OBJECTIVE =>
Copy the data precisely, keeping every character.
++++++
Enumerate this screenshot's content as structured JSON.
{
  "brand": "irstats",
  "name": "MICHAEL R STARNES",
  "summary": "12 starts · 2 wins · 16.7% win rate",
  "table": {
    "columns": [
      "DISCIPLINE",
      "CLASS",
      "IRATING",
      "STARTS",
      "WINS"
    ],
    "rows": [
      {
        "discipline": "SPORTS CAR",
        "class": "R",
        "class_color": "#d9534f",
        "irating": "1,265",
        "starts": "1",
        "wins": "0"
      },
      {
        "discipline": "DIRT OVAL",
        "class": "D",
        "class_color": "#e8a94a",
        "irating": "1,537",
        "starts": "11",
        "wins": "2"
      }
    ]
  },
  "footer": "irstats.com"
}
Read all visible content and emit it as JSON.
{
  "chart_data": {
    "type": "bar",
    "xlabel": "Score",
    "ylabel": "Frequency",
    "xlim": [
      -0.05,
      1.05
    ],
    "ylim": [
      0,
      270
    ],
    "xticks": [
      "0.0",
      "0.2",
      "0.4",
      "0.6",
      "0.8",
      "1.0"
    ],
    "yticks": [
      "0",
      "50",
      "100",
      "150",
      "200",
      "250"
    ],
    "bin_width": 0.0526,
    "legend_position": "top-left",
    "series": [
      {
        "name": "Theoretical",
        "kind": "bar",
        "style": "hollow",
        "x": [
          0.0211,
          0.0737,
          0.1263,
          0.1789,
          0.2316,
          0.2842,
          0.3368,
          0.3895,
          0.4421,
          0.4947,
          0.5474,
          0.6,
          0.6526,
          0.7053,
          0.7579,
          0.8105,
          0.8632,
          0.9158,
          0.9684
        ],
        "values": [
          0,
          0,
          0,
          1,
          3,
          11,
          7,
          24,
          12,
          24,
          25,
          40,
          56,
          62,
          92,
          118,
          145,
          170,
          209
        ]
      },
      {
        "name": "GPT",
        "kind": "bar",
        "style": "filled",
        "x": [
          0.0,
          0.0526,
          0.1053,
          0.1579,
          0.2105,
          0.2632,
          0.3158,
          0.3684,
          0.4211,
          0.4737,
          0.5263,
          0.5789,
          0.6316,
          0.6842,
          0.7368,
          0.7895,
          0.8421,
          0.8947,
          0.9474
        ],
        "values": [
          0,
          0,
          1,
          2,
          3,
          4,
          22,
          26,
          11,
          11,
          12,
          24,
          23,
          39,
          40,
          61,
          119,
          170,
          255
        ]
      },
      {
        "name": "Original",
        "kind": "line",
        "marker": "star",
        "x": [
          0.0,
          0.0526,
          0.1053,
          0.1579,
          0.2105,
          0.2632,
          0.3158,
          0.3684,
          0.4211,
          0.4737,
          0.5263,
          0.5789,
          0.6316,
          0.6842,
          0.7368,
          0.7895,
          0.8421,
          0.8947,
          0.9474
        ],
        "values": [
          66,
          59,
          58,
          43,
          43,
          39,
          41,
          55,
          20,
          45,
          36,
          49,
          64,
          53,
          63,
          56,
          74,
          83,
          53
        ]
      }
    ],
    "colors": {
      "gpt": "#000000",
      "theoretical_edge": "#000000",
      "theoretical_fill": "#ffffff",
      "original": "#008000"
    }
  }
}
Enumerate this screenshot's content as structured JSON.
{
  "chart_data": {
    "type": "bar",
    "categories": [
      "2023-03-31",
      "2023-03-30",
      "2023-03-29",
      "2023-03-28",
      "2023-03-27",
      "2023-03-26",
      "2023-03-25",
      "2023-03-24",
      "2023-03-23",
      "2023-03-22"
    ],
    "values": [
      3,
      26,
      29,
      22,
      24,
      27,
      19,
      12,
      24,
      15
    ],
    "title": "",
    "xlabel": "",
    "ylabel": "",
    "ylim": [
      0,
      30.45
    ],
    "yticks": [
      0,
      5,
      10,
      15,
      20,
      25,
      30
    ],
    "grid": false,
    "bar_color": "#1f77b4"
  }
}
++++++
RESULT OF THIS TASK =>
Enumerate this screenshot's content as structured JSON.
{
  "brand": "irstats",
  "name": "MICHAEL R STARNES",
  "summary": "12 starts · 2 wins · 16.7% win rate",
  "table": {
    "columns": [
      "DISCIPLINE",
      "CLASS",
      "IRATING",
      "STARTS",
      "WINS"
    ],
    "rows": [
      {
        "discipline": "SPORTS CAR",
        "class": "R",
        "class_color": "#d9534f",
        "irating": "1,265",
        "starts": "1",
        "wins": "0"
      },
      {
        "discipline": "DIRT OVAL",
        "class": "D",
        "class_color": "#e8a94a",
        "irating": "1,537",
        "starts": "11",
        "wins": "2"
      }
    ]
  },
  "footer": "irstats.com"
}
Read all visible content and emit it as JSON.
{
  "chart_data": {
    "type": "bar",
    "xlabel": "Score",
    "ylabel": "Frequency",
    "xlim": [
      -0.05,
      1.05
    ],
    "ylim": [
      0,
      270
    ],
    "xticks": [
      "0.0",
      "0.2",
      "0.4",
      "0.6",
      "0.8",
      "1.0"
    ],
    "yticks": [
      "0",
      "50",
      "100",
      "150",
      "200",
      "250"
    ],
    "bin_width": 0.0526,
    "legend_position": "top-left",
    "series": [
      {
        "name": "Theoretical",
        "kind": "bar",
        "style": "hollow",
        "x": [
          0.0211,
          0.0737,
          0.1263,
          0.1789,
          0.2316,
          0.2842,
          0.3368,
          0.3895,
          0.4421,
          0.4947,
          0.5474,
          0.6,
          0.6526,
          0.7053,
          0.7579,
          0.8105,
          0.8632,
          0.9158,
          0.9684
        ],
        "values": [
          0,
          0,
          0,
          1,
          3,
          11,
          7,
          24,
          12,
          24,
          25,
          40,
          56,
          62,
          92,
          118,
          145,
          170,
          209
        ]
      },
      {
        "name": "GPT",
        "kind": "bar",
        "style": "filled",
        "x": [
          0.0,
          0.0526,
          0.1053,
          0.1579,
          0.2105,
          0.2632,
          0.3158,
          0.3684,
          0.4211,
          0.4737,
          0.5263,
          0.5789,
          0.6316,
          0.6842,
          0.7368,
          0.7895,
          0.8421,
          0.8947,
          0.9474
        ],
        "values": [
          0,
          0,
          1,
          2,
          3,
          4,
          22,
          26,
          11,
          11,
          12,
          24,
          23,
          39,
          40,
          61,
          119,
          170,
          255
        ]
      },
      {
        "name": "Original",
        "kind": "line",
        "marker": "star",
        "x": [
          0.0,
          0.0526,
          0.1053,
          0.1579,
          0.2105,
          0.2632,
          0.3158,
          0.3684,
          0.4211,
          0.4737,
          0.5263,
          0.5789,
          0.6316,
          0.6842,
          0.7368,
          0.7895,
          0.8421,
          0.8947,
          0.9474
        ],
        "values": [
          66,
          59,
          58,
          43,
          43,
          39,
          41,
          55,
          20,
          45,
          36,
          49,
          64,
          53,
          63,
          56,
          74,
          83,
          53
        ]
      }
    ],
    "colors": {
      "gpt": "#000000",
      "theoretical_edge": "#000000",
      "theoretical_fill": "#ffffff",
      "original": "#008000"
    }
  }
}
Enumerate this screenshot's content as structured JSON.
{
  "chart_data": {
    "type": "bar",
    "categories": [
      "2023-03-31",
      "2023-03-30",
      "2023-03-29",
      "2023-03-28",
      "2023-03-27",
      "2023-03-26",
      "2023-03-25",
      "2023-03-24",
      "2023-03-23",
      "2023-03-22"
    ],
    "values": [
      3,
      26,
      29,
      22,
      24,
      27,
      19,
      12,
      24,
      15
    ],
    "title": "",
    "xlabel": "",
    "ylabel": "",
    "ylim": [
      0,
      30.45
    ],
    "yticks": [
      0,
      5,
      10,
      15,
      20,
      25,
      30
    ],
    "grid": false,
    "bar_color": "#1f77b4"
  }
}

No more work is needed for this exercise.